*GOAL*.
Repeat every line of the material, character for character.

++++++++++

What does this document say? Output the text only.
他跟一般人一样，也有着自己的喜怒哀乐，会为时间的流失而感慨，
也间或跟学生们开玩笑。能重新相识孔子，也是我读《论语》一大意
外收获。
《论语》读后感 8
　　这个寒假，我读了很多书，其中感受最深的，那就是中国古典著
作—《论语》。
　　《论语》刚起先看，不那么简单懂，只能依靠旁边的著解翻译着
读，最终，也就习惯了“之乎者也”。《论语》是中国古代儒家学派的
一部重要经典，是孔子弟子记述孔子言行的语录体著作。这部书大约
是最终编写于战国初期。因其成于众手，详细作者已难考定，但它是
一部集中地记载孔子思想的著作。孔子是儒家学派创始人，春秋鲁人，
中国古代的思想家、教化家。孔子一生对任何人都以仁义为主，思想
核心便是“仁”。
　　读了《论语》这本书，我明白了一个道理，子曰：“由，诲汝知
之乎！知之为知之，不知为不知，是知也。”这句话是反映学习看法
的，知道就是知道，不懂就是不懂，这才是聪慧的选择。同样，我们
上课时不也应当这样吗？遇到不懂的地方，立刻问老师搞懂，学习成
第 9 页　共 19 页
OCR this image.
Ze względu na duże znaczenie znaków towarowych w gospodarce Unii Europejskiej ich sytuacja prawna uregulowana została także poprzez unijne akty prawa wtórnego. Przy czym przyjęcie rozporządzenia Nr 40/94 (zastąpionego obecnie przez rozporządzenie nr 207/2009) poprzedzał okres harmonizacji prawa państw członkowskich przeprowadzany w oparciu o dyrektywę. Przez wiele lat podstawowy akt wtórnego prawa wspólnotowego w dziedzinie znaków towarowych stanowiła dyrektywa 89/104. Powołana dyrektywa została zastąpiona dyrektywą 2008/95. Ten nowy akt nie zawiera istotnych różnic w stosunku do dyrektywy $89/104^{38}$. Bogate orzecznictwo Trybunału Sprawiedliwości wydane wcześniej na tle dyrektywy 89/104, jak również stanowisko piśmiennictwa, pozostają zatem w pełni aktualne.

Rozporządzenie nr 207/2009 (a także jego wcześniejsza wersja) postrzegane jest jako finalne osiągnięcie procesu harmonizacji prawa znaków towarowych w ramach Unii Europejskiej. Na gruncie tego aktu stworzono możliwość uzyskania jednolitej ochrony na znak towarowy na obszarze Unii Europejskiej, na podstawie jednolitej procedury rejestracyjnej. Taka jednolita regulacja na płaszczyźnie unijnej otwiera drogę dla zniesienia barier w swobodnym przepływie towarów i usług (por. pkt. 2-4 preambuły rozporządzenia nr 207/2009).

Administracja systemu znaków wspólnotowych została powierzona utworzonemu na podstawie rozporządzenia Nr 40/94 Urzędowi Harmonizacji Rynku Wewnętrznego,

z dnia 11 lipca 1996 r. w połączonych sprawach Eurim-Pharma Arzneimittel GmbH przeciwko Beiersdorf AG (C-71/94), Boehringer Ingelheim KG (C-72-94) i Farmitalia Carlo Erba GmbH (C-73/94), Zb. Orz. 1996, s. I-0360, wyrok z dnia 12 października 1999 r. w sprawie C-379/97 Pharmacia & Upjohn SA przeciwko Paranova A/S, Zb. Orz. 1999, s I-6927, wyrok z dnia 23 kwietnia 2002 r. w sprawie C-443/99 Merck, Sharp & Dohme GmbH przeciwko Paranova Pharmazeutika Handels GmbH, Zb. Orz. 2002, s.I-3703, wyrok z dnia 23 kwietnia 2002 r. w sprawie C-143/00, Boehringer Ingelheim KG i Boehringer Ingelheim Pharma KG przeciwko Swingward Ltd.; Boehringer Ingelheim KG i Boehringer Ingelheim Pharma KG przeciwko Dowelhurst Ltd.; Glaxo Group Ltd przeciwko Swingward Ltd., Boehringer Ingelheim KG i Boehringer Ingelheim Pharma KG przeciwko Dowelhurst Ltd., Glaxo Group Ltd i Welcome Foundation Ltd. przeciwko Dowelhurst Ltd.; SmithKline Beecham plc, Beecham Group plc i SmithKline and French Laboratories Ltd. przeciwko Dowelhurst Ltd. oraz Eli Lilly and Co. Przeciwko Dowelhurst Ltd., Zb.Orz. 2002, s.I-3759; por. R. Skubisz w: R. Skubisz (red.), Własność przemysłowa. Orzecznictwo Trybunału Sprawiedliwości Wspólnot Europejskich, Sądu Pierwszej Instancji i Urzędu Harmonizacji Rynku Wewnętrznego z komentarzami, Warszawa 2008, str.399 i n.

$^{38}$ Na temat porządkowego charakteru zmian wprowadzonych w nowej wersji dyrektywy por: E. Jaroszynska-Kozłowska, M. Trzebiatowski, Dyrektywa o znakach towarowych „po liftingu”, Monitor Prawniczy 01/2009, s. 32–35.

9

++++++++++

*RESULT OF THE EXERCISE*.
What does this document say? Output the text only.
他跟一般人一样，也有着自己的喜怒哀乐，会为时间的流失而感慨，
也间或跟学生们开玩笑。能重新相识孔子，也是我读《论语》一大意
外收获。
《论语》读后感 8
　　这个寒假，我读了很多书，其中感受最深的，那就是中国古典著
作—《论语》。
　　《论语》刚起先看，不那么简单懂，只能依靠旁边的著解翻译着
读，最终，也就习惯了“之乎者也”。《论语》是中国古代儒家学派的
一部重要经典，是孔子弟子记述孔子言行的语录体著作。这部书大约
是最终编写于战国初期。因其成于众手，详细作者已难考定，但它是
一部集中地记载孔子思想的著作。孔子是儒家学派创始人，春秋鲁人，
中国古代的思想家、教化家。孔子一生对任何人都以仁义为主，思想
核心便是“仁”。
　　读了《论语》这本书，我明白了一个道理，子曰：“由，诲汝知
之乎！知之为知之，不知为不知，是知也。”这句话是反映学习看法
的，知道就是知道，不懂就是不懂，这才是聪慧的选择。同样，我们
上课时不也应当这样吗？遇到不懂的地方，立刻问老师搞懂，学习成
第 9 页　共 19 页
OCR this image.
Ze względu na duże znaczenie znaków towarowych w gospodarce Unii Europejskiej ich sytuacja prawna uregulowana została także poprzez unijne akty prawa wtórnego. Przy czym przyjęcie rozporządzenia Nr 40/94 (zastąpionego obecnie przez rozporządzenie nr 207/2009) poprzedzał okres harmonizacji prawa państw członkowskich przeprowadzany w oparciu o dyrektywę. Przez wiele lat podstawowy akt wtórnego prawa wspólnotowego w dziedzinie znaków towarowych stanowiła dyrektywa 89/104. Powołana dyrektywa została zastąpiona dyrektywą 2008/95. Ten nowy akt nie zawiera istotnych różnic w stosunku do dyrektywy $89/104^{38}$. Bogate orzecznictwo Trybunału Sprawiedliwości wydane wcześniej na tle dyrektywy 89/104, jak również stanowisko piśmiennictwa, pozostają zatem w pełni aktualne.

Rozporządzenie nr 207/2009 (a także jego wcześniejsza wersja) postrzegane jest jako finalne osiągnięcie procesu harmonizacji prawa znaków towarowych w ramach Unii Europejskiej. Na gruncie tego aktu stworzono możliwość uzyskania jednolitej ochrony na znak towarowy na obszarze Unii Europejskiej, na podstawie jednolitej procedury rejestracyjnej. Taka jednolita regulacja na płaszczyźnie unijnej otwiera drogę dla zniesienia barier w swobodnym przepływie towarów i usług (por. pkt. 2-4 preambuły rozporządzenia nr 207/2009).

Administracja systemu znaków wspólnotowych została powierzona utworzonemu na podstawie rozporządzenia Nr 40/94 Urzędowi Harmonizacji Rynku Wewnętrznego,

z dnia 11 lipca 1996 r. w połączonych sprawach Eurim-Pharma Arzneimittel GmbH przeciwko Beiersdorf AG (C-71/94), Boehringer Ingelheim KG (C-72-94) i Farmitalia Carlo Erba GmbH (C-73/94), Zb. Orz. 1996, s. I-0360, wyrok z dnia 12 października 1999 r. w sprawie C-379/97 Pharmacia & Upjohn SA przeciwko Paranova A/S, Zb. Orz. 1999, s I-6927, wyrok z dnia 23 kwietnia 2002 r. w sprawie C-443/99 Merck, Sharp & Dohme GmbH przeciwko Paranova Pharmazeutika Handels GmbH, Zb. Orz. 2002, s.I-3703, wyrok z dnia 23 kwietnia 2002 r. w sprawie C-143/00, Boehringer Ingelheim KG i Boehringer Ingelheim Pharma KG przeciwko Swingward Ltd.; Boehringer Ingelheim KG i Boehringer Ingelheim Pharma KG przeciwko Dowelhurst Ltd.; Glaxo Group Ltd przeciwko Swingward Ltd., Boehringer Ingelheim KG i Boehringer Ingelheim Pharma KG przeciwko Dowelhurst Ltd., Glaxo Group Ltd i Welcome Foundation Ltd. przeciwko Dowelhurst Ltd.; SmithKline Beecham plc, Beecham Group plc i SmithKline and French Laboratories Ltd. przeciwko Dowelhurst Ltd. oraz Eli Lilly and Co. Przeciwko Dowelhurst Ltd., Zb.Orz. 2002, s.I-3759; por. R. Skubisz w: R. Skubisz (red.), Własność przemysłowa. Orzecznictwo Trybunału Sprawiedliwości Wspólnot Europejskich, Sądu Pierwszej Instancji i Urzędu Harmonizacji Rynku Wewnętrznego z komentarzami, Warszawa 2008, str.399 i n.

$^{38}$ Na temat porządkowego charakteru zmian wprowadzonych w nowej wersji dyrektywy por: E. Jaroszynska-Kozłowska, M. Trzebiatowski, Dyrektywa o znakach towarowych „po liftingu”, Monitor Prawniczy 01/2009, s. 32–35.

9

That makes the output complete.